## Aim
Pull every line holding the string "Land" from the records below.

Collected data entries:

+ + + + + + +

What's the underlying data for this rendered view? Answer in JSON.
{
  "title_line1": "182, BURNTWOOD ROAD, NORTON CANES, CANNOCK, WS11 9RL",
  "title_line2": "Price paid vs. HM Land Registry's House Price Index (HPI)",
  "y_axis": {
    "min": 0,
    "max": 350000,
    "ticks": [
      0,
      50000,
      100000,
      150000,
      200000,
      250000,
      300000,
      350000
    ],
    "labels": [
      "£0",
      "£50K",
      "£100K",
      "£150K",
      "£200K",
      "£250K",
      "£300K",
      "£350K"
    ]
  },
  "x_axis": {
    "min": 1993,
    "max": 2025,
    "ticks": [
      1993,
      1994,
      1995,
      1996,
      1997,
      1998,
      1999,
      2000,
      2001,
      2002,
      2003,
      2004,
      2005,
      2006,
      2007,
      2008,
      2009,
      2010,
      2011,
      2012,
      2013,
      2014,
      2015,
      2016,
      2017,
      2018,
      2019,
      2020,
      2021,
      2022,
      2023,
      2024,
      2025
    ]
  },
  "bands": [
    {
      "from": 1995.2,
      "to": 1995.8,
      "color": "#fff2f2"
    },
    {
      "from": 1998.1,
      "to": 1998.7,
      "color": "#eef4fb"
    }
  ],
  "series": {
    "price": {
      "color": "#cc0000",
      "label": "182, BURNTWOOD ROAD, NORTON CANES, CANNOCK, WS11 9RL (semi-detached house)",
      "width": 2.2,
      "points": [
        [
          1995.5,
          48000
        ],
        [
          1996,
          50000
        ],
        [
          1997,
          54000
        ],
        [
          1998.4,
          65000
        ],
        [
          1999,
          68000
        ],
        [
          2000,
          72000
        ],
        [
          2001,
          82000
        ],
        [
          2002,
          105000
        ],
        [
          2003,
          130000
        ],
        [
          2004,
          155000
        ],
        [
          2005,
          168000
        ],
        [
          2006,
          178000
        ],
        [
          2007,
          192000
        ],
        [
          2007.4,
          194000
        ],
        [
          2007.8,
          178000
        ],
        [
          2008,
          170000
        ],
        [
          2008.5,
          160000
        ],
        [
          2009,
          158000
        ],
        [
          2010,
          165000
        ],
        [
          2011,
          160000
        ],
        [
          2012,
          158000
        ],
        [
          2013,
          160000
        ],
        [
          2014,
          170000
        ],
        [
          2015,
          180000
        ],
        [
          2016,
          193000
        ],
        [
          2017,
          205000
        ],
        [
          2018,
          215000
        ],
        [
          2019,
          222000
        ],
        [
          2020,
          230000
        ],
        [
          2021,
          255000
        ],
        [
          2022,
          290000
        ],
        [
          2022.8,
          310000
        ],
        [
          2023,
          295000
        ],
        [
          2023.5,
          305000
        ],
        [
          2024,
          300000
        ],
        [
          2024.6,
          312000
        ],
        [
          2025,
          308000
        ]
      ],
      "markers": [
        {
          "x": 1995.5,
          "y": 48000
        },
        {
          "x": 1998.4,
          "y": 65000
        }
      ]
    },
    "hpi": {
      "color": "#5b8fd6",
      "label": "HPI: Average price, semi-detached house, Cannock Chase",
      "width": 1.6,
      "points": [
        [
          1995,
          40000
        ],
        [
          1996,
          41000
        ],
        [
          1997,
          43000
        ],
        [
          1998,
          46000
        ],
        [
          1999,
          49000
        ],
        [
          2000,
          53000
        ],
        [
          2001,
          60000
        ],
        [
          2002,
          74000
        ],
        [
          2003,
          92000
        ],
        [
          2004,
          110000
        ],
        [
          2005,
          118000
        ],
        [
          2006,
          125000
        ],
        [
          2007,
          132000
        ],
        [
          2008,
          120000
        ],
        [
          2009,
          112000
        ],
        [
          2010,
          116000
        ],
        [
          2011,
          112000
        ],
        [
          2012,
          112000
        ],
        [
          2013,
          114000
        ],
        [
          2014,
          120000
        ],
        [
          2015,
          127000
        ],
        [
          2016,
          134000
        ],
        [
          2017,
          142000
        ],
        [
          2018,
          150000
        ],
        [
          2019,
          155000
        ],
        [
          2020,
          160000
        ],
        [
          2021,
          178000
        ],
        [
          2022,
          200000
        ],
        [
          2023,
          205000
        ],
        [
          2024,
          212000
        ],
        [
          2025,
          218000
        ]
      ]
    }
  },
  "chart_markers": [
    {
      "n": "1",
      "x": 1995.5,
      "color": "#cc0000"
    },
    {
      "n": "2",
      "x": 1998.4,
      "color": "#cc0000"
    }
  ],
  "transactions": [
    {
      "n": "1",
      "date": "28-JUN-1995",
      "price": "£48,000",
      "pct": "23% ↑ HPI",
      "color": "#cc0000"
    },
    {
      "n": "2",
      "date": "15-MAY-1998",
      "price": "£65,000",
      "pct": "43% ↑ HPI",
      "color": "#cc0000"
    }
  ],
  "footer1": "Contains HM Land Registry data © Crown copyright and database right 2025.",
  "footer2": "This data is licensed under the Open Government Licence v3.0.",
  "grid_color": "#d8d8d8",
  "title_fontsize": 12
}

+ + + + + + +

## Answer to the task
  "title_line2": "Price paid vs. HM Land Registry's House Price Index (HPI)",
  "footer1": "Contains HM Land Registry data © Crown copyright and database right 2025.",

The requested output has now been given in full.